Pull each line containing "load" out of the data and copy it.

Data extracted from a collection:
##########
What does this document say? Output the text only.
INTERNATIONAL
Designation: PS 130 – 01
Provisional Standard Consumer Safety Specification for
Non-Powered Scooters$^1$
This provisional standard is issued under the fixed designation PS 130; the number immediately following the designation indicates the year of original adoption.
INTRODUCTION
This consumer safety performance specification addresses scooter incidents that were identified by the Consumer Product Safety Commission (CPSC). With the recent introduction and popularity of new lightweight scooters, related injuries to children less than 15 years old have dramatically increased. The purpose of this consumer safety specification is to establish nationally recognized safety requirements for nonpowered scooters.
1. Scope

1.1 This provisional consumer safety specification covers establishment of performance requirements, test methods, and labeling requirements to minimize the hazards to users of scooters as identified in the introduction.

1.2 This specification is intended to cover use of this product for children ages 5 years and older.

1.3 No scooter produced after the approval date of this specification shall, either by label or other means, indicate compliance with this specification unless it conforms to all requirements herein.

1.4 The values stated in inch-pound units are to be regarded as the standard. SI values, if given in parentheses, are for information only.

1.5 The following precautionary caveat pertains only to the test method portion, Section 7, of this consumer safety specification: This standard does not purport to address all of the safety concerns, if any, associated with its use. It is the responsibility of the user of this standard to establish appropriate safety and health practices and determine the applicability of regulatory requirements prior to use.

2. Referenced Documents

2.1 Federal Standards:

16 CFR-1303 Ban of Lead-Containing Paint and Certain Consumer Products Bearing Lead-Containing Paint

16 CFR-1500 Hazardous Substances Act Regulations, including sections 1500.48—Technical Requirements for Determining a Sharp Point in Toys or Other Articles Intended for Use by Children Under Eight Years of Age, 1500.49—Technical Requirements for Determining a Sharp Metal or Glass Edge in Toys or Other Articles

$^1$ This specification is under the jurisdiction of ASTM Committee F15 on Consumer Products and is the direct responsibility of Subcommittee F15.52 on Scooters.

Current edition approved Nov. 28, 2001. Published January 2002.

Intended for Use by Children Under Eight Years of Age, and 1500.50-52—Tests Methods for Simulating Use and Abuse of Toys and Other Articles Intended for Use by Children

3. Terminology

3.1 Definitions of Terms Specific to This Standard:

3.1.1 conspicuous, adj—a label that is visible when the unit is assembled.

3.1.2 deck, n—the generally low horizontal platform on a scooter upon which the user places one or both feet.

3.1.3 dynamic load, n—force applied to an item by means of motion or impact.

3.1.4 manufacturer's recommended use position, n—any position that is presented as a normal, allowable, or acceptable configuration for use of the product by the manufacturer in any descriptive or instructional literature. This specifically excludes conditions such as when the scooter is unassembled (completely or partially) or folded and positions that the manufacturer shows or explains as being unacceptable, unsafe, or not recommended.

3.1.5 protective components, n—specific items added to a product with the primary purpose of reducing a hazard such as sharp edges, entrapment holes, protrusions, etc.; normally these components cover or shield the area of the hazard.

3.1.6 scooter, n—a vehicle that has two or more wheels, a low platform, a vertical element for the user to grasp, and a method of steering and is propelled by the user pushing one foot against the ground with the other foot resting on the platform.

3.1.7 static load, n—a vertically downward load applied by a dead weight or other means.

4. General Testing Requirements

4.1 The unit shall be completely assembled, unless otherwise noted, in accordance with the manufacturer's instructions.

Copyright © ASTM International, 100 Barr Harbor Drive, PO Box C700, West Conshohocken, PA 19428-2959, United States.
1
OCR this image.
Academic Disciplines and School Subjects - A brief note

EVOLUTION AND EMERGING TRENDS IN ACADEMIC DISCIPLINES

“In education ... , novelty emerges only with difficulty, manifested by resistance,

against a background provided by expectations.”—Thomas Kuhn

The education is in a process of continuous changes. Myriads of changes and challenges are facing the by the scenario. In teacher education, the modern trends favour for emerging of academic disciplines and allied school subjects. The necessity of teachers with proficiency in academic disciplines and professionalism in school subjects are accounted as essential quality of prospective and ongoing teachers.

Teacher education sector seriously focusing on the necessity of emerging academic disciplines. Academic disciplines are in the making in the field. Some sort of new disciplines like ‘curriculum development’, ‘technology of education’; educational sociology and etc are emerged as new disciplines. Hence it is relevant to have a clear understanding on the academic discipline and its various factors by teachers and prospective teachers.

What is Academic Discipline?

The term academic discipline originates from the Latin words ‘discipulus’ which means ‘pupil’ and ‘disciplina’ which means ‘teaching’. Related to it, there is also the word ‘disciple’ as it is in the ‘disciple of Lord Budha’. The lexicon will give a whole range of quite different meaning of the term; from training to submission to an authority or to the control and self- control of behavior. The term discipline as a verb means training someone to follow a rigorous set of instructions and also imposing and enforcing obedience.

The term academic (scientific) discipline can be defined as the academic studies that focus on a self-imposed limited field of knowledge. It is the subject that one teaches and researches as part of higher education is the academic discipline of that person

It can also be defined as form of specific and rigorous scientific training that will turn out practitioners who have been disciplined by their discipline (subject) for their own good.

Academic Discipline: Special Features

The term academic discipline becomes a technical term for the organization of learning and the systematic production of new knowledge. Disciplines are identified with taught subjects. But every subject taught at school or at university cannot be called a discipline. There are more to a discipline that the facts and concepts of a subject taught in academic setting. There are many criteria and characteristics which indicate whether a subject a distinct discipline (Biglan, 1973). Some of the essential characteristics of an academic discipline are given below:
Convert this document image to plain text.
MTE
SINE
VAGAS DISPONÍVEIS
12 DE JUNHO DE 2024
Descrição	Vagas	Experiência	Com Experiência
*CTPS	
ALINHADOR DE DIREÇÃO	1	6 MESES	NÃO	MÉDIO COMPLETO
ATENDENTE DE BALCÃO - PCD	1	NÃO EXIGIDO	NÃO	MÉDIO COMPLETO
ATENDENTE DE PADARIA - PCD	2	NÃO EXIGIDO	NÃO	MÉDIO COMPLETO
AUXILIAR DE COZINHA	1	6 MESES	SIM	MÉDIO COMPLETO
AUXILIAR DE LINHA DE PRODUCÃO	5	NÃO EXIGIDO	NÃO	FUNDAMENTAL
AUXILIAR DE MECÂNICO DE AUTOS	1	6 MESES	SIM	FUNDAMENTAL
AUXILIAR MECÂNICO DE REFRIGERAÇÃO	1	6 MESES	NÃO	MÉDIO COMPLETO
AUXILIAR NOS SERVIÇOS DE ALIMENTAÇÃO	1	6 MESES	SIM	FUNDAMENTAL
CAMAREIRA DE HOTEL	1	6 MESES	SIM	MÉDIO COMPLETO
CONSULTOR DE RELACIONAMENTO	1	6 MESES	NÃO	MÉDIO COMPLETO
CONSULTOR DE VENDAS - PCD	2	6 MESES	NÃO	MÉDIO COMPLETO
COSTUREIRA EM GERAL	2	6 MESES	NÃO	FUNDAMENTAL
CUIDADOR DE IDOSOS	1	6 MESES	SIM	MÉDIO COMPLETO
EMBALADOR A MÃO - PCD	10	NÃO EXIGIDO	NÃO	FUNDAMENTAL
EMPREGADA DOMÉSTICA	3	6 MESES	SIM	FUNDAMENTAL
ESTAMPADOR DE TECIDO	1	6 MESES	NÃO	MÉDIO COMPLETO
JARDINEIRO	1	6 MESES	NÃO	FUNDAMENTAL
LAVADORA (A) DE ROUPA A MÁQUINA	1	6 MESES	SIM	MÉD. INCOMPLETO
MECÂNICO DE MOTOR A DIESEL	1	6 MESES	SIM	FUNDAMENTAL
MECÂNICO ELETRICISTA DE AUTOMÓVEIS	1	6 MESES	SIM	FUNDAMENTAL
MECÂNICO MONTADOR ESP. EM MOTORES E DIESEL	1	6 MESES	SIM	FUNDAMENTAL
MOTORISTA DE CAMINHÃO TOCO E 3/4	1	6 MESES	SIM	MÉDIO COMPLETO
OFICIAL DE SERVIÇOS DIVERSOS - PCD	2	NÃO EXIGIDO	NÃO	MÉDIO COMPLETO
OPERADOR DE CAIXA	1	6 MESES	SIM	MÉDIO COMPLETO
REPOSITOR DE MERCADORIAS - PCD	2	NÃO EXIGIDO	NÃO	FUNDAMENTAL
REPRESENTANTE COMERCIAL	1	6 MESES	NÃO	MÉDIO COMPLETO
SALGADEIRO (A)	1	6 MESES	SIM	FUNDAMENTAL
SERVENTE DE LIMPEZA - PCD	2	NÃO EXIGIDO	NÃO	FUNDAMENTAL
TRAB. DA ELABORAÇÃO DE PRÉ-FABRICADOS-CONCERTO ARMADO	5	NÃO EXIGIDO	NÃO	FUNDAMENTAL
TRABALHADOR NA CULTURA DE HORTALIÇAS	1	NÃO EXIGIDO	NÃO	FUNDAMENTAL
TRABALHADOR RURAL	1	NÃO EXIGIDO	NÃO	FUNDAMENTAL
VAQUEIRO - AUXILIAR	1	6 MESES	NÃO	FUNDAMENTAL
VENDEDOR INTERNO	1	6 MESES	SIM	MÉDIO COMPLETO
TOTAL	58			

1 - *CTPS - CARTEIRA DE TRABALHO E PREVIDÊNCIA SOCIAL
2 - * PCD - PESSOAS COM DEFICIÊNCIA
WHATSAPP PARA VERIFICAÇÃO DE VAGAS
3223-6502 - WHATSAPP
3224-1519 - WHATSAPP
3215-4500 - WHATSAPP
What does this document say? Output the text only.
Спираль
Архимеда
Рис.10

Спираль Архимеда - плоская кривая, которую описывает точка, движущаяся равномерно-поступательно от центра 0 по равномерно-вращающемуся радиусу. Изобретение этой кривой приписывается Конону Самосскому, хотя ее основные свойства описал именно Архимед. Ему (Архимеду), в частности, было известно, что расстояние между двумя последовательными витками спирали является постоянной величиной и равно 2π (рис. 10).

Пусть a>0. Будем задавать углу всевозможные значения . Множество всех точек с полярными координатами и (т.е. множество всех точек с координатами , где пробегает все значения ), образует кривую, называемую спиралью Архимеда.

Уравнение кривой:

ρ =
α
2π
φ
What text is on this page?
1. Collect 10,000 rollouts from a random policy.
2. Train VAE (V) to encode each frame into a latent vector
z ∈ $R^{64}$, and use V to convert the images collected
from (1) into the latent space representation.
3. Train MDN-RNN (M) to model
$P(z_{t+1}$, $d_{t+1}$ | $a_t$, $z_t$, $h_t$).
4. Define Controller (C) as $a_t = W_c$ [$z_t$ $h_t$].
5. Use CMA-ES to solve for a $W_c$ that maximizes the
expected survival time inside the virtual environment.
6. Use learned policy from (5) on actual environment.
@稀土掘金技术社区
##########
**Reply to the exercise:**
3.1.3 dynamic load, n—force applied to an item by means of motion or impact.
3.1.7 static load, n—a vertically downward load applied by a dead weight or other means.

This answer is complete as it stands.